(TASK DIRECTIONS) Reproduce verbatim everything from the line containing "List 16 of the" down to the line containing "y-tick-label: 汽车制造业 bbox=[263, 207, 369, 231]", including both of those lines, and omit the pictures from your answer.

(DATA SECTION)

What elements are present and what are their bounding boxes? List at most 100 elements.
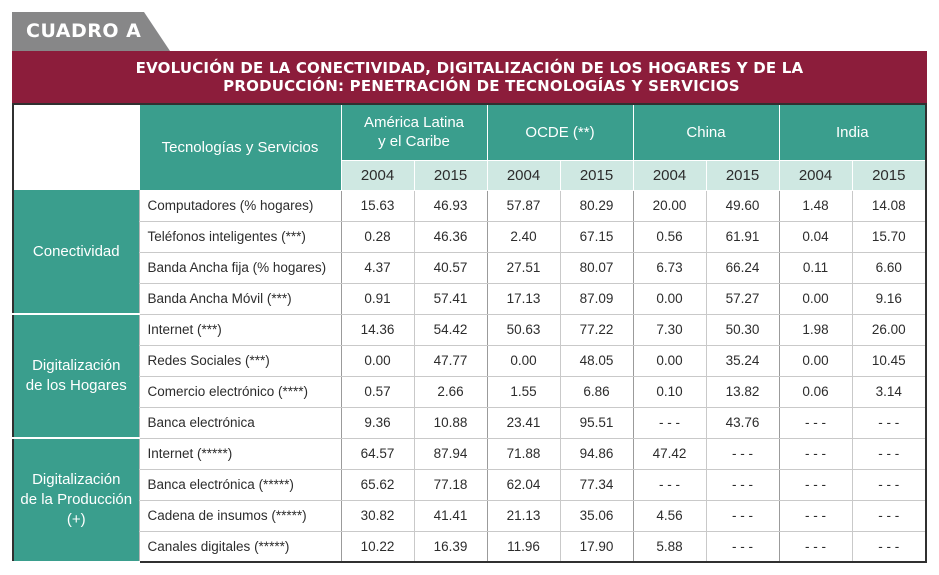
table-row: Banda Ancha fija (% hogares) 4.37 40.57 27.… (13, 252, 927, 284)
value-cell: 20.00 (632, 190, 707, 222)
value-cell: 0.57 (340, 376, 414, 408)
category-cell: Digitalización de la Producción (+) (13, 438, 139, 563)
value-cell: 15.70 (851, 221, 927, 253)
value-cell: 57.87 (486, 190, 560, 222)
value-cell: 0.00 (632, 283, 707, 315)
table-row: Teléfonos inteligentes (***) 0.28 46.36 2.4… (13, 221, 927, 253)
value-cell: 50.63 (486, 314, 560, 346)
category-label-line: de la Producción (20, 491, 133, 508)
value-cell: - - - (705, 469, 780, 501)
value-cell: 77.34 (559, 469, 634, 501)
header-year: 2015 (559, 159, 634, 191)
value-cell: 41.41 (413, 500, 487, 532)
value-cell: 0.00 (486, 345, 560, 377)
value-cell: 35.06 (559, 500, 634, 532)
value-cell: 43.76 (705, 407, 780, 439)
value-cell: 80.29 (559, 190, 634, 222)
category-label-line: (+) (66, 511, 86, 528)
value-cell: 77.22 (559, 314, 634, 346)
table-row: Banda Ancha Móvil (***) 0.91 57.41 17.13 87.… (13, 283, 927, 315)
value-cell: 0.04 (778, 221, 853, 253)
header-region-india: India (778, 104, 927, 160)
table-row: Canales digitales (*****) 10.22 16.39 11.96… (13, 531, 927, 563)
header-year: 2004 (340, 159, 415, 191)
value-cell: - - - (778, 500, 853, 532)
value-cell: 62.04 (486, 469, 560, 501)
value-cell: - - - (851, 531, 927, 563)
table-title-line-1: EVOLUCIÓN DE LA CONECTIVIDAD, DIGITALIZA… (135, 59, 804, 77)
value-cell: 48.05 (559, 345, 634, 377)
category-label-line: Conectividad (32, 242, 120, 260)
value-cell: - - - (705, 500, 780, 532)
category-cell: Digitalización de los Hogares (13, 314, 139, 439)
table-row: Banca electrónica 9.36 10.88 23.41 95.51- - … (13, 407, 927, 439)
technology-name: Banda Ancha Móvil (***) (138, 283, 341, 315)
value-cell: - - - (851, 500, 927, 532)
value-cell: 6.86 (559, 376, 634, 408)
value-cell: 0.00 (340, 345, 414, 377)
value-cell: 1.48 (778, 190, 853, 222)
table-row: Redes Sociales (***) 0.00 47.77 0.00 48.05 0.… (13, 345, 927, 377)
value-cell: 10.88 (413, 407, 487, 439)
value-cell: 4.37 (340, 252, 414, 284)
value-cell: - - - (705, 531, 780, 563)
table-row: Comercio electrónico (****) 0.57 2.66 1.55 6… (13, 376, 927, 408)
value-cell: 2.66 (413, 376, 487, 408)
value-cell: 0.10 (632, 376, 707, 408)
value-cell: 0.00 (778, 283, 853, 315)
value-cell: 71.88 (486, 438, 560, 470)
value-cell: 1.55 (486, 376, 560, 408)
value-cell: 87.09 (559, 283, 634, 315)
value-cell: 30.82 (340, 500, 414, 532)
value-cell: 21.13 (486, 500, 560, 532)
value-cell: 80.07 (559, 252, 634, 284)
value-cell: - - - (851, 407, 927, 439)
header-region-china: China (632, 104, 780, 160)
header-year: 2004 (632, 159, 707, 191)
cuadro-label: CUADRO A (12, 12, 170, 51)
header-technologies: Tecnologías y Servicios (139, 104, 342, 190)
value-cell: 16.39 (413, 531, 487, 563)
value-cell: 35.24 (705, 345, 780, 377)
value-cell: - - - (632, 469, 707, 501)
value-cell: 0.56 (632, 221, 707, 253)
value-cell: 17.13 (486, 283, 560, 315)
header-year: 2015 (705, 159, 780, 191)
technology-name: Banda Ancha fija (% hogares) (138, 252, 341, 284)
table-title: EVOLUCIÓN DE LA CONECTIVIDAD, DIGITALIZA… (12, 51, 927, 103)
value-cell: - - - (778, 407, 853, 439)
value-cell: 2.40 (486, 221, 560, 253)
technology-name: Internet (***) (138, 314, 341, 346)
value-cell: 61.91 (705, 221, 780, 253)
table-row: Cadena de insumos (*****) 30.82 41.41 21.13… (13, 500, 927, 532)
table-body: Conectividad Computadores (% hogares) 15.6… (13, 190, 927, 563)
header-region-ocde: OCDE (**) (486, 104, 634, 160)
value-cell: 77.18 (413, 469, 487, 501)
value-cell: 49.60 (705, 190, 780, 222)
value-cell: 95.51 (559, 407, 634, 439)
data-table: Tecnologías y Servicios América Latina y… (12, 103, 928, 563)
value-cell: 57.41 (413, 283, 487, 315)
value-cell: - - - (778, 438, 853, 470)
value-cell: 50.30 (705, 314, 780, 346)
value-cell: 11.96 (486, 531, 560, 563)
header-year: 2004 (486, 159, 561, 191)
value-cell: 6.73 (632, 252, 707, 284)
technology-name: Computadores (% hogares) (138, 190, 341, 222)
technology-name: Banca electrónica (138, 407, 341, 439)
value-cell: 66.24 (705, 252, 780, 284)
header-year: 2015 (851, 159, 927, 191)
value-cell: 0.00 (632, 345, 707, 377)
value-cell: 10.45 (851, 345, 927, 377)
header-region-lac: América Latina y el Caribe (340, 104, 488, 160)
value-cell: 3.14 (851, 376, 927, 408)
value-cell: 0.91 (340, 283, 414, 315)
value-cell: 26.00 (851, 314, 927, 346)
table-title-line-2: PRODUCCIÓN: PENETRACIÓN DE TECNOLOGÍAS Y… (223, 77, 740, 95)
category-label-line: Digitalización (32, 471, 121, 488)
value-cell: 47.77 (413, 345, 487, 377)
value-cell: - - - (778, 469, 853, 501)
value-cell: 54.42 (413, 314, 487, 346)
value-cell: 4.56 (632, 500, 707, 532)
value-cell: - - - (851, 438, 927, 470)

==

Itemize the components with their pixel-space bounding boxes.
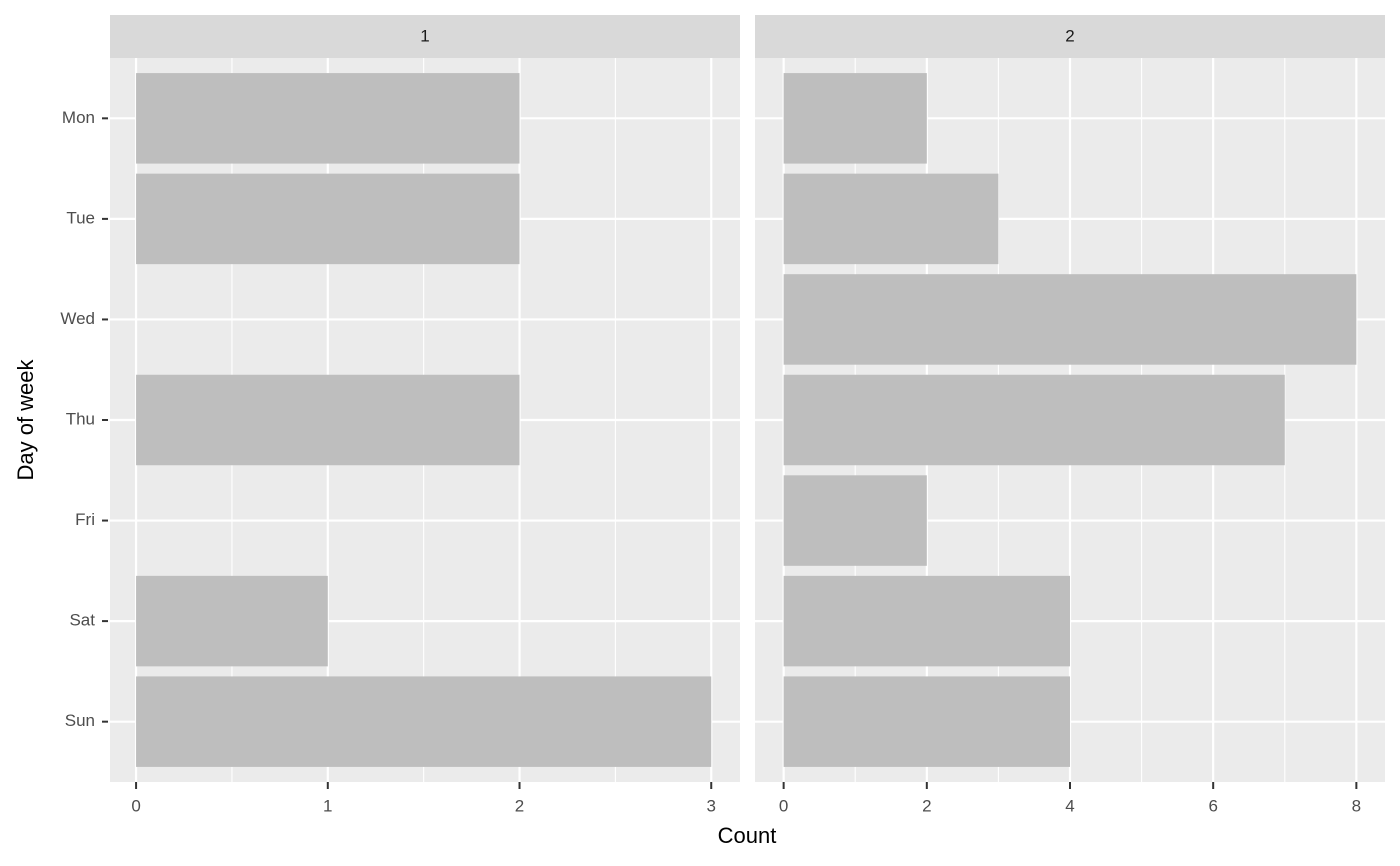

* * *

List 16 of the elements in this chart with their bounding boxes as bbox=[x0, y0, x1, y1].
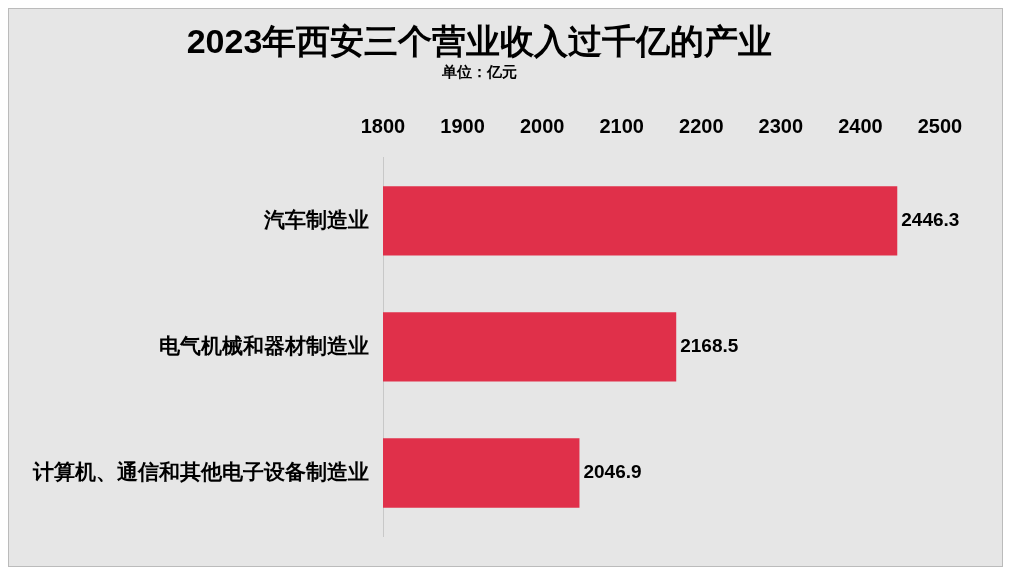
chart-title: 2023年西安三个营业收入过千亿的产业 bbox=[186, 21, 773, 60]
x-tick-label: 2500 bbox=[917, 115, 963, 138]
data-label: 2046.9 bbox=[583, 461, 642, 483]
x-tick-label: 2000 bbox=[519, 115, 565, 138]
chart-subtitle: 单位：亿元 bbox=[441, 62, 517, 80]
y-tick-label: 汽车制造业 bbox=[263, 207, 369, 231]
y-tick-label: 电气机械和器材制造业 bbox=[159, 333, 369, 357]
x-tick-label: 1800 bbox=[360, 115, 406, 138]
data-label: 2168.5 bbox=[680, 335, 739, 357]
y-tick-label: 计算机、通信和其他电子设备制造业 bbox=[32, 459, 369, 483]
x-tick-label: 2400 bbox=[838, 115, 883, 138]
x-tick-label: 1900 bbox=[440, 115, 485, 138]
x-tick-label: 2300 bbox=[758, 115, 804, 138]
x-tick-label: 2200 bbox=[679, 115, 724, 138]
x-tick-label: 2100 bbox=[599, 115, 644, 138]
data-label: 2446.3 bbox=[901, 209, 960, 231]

(RESULT)
List 16 of the elements in this chart with their bounding boxes as bbox=[x0, y0, x1, y1].
chart-title: 2023年西安三个营业收入过千亿的产业 bbox=[186, 21, 773, 60]
x-tick-label: 2500 bbox=[917, 115, 963, 138]
data-label: 2046.9 bbox=[583, 461, 642, 483]
x-tick-label: 2000 bbox=[519, 115, 565, 138]
chart-subtitle: 单位：亿元 bbox=[441, 62, 517, 80]
y-tick-label: 汽车制造业 bbox=[263, 207, 369, 231]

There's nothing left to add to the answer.